• SET EXERCISE
Which lines contain the word "případu"? Return each of them as written.

• MATERIAL PROVIDED
============
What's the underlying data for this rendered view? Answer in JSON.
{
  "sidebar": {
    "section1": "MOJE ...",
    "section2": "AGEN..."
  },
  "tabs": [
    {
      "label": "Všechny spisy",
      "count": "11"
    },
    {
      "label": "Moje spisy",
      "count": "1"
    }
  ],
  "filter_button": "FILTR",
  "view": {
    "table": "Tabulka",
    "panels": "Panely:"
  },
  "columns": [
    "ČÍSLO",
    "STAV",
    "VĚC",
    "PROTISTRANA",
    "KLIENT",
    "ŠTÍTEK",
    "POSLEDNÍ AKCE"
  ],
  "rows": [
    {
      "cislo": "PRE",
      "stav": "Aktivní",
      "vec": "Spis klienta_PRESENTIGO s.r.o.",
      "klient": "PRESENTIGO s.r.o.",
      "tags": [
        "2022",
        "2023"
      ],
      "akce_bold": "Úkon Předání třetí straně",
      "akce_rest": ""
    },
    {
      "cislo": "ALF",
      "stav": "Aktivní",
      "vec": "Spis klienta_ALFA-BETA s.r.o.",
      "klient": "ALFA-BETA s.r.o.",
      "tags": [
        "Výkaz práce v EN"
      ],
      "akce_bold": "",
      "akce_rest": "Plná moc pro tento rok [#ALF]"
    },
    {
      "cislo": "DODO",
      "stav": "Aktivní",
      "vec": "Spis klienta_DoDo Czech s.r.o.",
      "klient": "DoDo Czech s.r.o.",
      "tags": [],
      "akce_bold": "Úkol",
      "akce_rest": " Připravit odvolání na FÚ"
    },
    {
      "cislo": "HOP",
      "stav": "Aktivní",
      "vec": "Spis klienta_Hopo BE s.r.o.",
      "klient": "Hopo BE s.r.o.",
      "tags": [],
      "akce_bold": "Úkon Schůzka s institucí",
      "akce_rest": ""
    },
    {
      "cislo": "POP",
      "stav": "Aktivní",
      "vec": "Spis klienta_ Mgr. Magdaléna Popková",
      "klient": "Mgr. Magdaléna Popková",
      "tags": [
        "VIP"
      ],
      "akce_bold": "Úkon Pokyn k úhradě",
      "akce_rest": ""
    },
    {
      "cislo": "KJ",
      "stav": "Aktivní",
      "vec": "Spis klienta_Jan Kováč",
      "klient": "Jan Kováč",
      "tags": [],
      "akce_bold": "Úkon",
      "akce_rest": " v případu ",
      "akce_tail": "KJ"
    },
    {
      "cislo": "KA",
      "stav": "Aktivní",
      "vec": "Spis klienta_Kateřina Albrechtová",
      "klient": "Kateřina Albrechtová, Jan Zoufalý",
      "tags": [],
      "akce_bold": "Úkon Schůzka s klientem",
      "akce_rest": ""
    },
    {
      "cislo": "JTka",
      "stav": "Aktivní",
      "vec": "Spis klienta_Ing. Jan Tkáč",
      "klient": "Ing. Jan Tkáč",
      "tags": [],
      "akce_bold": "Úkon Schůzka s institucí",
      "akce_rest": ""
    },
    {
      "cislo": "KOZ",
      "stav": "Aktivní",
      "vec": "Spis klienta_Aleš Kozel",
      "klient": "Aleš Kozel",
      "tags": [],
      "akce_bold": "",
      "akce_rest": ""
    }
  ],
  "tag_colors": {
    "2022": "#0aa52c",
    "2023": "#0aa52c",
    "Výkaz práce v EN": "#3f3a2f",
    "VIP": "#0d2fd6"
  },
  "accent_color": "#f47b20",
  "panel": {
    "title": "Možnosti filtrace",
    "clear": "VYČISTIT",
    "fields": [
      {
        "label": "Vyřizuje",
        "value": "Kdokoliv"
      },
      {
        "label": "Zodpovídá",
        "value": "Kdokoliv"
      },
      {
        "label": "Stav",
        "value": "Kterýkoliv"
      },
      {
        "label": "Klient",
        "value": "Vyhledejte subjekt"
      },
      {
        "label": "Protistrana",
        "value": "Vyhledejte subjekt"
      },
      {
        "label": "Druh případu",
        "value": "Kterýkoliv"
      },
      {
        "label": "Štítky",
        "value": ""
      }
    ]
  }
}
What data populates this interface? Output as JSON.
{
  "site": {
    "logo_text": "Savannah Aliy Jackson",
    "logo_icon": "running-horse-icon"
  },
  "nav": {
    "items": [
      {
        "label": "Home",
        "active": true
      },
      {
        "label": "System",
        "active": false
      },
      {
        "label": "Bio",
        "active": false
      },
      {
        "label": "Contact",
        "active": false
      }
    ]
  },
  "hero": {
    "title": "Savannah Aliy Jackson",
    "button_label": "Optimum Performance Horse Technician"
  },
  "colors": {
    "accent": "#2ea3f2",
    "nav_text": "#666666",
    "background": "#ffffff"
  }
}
============
• CORRECT RESULT
      "akce_rest": " v případu ",
        "label": "Druh případu",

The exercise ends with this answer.